-- Start of Excerpted records --

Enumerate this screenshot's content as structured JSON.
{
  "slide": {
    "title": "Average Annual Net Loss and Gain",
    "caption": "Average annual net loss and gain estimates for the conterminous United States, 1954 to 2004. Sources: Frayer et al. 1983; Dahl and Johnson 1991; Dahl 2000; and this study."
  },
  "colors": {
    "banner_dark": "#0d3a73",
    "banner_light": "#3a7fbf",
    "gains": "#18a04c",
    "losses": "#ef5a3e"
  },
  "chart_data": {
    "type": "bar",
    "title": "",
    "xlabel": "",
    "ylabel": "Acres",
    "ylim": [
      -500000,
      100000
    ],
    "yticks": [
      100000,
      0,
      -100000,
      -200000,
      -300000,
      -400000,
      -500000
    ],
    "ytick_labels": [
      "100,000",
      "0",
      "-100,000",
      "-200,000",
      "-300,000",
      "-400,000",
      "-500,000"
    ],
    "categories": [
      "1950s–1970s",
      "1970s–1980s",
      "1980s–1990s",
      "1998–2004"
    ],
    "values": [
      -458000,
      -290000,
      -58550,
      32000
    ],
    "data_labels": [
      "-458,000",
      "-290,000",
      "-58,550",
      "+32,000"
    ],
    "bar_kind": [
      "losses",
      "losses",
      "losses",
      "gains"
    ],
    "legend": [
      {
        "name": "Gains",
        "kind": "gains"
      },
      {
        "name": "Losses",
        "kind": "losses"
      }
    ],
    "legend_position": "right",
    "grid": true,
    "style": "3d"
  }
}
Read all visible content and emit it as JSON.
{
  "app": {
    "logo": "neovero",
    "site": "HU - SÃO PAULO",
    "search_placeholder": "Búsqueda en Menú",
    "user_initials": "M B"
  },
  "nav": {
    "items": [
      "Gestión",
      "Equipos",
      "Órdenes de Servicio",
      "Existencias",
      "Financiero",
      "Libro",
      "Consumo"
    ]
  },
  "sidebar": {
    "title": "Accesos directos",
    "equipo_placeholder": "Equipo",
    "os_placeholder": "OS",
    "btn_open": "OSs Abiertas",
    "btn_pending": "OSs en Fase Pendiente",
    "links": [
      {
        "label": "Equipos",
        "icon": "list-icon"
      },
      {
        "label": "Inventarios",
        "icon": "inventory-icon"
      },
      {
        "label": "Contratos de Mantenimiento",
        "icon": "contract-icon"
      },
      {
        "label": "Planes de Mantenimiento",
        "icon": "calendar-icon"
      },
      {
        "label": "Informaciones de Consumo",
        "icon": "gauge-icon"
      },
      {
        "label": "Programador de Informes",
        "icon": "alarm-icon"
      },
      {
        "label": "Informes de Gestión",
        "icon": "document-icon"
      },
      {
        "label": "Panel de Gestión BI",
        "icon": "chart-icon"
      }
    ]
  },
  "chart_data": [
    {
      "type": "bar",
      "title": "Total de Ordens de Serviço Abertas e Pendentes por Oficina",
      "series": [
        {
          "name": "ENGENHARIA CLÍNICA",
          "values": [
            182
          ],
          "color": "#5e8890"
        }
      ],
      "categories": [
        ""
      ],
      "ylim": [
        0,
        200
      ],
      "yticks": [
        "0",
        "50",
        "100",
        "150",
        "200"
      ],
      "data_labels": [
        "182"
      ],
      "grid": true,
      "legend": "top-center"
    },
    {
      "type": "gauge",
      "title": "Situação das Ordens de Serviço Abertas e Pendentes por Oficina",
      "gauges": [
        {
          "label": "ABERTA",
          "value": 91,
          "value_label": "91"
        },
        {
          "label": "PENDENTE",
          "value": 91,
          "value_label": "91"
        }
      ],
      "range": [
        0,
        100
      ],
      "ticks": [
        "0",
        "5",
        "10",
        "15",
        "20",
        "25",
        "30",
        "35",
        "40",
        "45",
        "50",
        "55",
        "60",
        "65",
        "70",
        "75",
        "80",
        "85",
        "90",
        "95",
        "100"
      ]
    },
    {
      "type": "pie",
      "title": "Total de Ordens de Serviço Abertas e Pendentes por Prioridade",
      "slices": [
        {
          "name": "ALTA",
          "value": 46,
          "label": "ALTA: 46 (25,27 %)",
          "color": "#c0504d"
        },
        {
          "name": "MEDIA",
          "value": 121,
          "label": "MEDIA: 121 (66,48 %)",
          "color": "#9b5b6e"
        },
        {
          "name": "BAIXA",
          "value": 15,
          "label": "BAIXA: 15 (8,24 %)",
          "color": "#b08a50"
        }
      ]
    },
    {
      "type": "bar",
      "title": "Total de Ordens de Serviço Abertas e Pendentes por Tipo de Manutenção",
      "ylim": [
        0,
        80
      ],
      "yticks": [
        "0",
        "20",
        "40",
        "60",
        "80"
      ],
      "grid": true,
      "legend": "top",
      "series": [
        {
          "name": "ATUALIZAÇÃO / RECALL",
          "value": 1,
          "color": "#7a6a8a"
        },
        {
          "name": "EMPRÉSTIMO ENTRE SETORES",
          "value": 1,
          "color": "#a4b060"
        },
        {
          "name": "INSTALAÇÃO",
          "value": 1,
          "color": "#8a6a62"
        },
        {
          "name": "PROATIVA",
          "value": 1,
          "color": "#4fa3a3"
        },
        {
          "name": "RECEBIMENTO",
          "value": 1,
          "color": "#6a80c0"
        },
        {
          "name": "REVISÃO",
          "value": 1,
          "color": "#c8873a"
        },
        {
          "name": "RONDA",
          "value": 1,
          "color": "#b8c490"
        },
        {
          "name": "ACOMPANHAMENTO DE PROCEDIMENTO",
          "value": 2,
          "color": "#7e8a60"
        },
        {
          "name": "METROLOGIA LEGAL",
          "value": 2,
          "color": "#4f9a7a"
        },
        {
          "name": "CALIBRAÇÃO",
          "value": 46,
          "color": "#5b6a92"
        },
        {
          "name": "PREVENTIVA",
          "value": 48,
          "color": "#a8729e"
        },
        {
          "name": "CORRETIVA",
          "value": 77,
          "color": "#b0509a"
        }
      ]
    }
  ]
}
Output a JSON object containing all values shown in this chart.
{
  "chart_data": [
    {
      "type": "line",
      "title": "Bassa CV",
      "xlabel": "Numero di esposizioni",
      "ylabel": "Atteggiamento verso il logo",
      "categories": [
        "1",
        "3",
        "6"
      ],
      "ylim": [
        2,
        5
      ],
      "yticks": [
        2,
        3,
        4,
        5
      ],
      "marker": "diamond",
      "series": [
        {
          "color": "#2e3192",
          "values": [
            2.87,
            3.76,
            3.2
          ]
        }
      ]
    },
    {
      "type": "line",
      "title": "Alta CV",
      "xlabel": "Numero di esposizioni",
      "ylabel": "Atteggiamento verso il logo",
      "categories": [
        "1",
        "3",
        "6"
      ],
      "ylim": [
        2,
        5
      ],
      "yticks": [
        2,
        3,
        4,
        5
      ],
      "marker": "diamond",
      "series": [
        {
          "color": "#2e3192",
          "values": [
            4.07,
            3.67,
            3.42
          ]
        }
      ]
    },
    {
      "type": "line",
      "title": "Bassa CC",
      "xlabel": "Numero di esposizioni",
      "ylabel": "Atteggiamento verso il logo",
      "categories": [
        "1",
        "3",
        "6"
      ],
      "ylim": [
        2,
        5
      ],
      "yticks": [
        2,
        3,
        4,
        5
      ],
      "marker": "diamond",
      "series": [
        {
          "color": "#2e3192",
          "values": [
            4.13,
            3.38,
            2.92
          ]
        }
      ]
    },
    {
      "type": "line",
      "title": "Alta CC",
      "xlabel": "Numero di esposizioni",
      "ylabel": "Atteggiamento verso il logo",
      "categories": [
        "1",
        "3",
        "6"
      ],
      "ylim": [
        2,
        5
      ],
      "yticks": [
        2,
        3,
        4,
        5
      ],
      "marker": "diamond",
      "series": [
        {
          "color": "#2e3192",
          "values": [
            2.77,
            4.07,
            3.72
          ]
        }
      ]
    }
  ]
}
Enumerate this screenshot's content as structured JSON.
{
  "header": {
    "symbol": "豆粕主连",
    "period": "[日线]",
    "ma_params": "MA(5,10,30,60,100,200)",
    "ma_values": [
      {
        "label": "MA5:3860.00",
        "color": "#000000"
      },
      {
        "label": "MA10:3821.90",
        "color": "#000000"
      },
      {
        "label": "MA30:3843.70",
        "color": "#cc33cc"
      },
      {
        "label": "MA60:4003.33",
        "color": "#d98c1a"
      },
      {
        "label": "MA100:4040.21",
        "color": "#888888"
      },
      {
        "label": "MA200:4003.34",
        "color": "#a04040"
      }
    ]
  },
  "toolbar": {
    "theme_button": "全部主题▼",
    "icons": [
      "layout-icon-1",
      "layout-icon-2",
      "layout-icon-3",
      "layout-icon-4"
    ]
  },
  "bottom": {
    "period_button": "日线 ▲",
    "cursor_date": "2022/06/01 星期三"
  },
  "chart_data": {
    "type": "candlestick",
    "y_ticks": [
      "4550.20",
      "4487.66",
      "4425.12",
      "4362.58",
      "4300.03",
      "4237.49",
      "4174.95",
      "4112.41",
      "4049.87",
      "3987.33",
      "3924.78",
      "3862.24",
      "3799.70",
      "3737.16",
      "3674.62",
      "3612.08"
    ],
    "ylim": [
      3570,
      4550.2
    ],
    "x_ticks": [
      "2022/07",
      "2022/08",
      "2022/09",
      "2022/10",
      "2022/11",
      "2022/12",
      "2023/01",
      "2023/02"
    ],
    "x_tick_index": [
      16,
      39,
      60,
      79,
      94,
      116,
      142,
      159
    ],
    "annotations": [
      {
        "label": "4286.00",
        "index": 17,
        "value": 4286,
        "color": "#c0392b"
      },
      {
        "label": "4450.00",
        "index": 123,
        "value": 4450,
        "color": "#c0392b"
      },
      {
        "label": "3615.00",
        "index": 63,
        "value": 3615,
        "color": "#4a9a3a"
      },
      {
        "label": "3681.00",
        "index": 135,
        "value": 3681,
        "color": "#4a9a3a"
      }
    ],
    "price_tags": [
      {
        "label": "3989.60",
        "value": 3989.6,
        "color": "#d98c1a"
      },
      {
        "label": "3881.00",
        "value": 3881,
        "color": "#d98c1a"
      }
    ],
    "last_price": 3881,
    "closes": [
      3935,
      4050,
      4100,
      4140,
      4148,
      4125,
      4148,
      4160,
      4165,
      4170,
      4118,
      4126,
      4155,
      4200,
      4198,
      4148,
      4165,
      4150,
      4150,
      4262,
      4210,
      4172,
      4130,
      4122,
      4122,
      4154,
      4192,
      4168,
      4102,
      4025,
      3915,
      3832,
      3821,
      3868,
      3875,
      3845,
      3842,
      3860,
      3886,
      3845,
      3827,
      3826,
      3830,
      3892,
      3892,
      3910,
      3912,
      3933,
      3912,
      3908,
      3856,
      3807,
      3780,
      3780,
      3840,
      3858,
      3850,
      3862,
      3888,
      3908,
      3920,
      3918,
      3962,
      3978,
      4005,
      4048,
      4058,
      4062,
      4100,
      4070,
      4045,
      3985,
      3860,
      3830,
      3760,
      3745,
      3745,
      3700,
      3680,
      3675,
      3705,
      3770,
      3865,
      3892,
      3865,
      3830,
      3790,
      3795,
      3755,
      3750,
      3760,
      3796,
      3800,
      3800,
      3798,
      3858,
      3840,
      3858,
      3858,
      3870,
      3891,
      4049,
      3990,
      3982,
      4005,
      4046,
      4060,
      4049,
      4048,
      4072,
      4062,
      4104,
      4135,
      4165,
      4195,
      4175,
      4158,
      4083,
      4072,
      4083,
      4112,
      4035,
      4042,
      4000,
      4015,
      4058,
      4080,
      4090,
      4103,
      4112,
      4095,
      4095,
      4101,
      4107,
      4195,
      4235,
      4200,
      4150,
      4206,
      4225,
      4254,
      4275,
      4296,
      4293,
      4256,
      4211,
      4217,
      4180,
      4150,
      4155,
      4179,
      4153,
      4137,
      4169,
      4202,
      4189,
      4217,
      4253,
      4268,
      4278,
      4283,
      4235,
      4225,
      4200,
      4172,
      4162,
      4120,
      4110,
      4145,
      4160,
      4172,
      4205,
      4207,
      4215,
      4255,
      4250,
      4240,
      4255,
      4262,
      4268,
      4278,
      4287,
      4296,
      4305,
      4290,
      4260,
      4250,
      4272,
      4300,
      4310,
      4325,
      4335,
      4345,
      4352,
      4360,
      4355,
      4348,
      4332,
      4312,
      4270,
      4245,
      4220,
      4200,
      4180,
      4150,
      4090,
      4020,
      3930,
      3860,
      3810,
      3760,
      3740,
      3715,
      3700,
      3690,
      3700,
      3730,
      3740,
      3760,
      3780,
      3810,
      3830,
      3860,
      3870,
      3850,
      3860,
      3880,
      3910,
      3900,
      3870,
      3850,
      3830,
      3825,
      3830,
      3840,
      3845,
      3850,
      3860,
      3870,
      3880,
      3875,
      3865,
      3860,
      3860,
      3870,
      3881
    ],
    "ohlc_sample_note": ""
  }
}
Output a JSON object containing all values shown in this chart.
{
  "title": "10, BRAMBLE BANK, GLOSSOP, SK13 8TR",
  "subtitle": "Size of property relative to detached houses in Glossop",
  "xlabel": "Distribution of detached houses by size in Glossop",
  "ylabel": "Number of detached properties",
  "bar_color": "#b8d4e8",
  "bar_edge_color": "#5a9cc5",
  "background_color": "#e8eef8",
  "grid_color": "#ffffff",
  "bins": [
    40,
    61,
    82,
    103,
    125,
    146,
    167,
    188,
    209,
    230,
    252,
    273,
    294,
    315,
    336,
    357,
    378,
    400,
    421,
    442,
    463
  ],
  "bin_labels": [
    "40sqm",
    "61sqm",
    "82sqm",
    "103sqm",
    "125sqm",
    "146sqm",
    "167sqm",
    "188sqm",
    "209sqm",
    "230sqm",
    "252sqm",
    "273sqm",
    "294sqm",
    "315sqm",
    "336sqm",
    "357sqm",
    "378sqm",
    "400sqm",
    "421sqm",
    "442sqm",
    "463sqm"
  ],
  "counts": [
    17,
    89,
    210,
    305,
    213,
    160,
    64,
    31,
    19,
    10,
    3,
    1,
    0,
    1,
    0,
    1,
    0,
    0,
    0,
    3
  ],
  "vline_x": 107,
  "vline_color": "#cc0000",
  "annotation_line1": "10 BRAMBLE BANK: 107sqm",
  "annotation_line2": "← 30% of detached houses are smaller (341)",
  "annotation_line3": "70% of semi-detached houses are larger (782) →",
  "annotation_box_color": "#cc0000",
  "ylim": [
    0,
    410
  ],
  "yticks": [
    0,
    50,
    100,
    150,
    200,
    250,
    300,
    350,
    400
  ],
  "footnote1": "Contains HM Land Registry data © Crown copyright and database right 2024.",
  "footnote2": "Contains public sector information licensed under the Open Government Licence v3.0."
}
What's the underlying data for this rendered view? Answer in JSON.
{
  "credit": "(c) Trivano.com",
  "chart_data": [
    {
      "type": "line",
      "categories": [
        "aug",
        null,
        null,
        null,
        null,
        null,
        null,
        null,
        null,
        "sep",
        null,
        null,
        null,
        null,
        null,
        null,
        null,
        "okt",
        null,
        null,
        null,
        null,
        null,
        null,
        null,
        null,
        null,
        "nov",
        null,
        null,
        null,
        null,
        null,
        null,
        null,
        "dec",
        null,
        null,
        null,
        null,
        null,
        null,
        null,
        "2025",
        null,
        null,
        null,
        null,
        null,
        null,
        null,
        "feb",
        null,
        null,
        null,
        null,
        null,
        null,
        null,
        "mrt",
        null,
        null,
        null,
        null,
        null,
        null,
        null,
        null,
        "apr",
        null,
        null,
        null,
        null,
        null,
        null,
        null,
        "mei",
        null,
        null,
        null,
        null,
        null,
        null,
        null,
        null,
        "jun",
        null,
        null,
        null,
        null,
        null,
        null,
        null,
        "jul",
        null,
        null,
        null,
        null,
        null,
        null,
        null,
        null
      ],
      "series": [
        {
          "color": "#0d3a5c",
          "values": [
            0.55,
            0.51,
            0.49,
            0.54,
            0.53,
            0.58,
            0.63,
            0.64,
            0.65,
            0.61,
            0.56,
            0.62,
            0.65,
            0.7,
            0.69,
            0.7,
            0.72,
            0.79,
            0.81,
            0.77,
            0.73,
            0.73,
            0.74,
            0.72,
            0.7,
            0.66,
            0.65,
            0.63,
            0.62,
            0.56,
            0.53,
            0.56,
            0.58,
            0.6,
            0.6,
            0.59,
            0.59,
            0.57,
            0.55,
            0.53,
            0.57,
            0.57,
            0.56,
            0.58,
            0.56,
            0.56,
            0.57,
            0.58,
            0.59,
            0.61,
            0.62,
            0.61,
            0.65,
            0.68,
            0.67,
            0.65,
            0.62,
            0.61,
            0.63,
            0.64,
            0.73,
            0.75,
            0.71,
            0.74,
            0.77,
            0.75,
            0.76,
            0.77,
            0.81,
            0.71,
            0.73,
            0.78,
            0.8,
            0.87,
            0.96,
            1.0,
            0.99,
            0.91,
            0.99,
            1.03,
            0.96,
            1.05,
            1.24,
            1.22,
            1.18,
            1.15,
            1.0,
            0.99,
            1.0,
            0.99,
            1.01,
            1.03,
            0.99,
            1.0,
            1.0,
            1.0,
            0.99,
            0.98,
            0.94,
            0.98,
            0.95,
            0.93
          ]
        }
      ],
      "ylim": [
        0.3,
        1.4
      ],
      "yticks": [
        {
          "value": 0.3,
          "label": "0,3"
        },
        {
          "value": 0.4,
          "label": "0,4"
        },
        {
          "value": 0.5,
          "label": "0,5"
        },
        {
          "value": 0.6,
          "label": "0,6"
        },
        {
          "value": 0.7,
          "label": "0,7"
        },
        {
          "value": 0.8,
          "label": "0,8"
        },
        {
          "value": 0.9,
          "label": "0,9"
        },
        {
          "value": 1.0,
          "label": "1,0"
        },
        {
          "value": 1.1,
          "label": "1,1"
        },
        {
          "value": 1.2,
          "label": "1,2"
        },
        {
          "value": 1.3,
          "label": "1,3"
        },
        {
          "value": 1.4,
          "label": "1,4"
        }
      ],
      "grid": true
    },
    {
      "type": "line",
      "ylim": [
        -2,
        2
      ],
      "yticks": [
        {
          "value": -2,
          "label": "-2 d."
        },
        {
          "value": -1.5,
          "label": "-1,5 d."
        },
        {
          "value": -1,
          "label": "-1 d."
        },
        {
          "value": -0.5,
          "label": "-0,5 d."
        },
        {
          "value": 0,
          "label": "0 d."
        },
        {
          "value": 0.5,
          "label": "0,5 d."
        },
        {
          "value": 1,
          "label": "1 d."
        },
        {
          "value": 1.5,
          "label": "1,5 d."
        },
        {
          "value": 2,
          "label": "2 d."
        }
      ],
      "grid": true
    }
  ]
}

-- End of Excerpted records --

> Exercise task
Take every line containing the word "Contains" and copy it.

> Answer for this exercise
  "footnote1": "Contains HM Land Registry data © Crown copyright and database right 2024.",
  "footnote2": "Contains public sector information licensed under the Open Government Licence v3.0."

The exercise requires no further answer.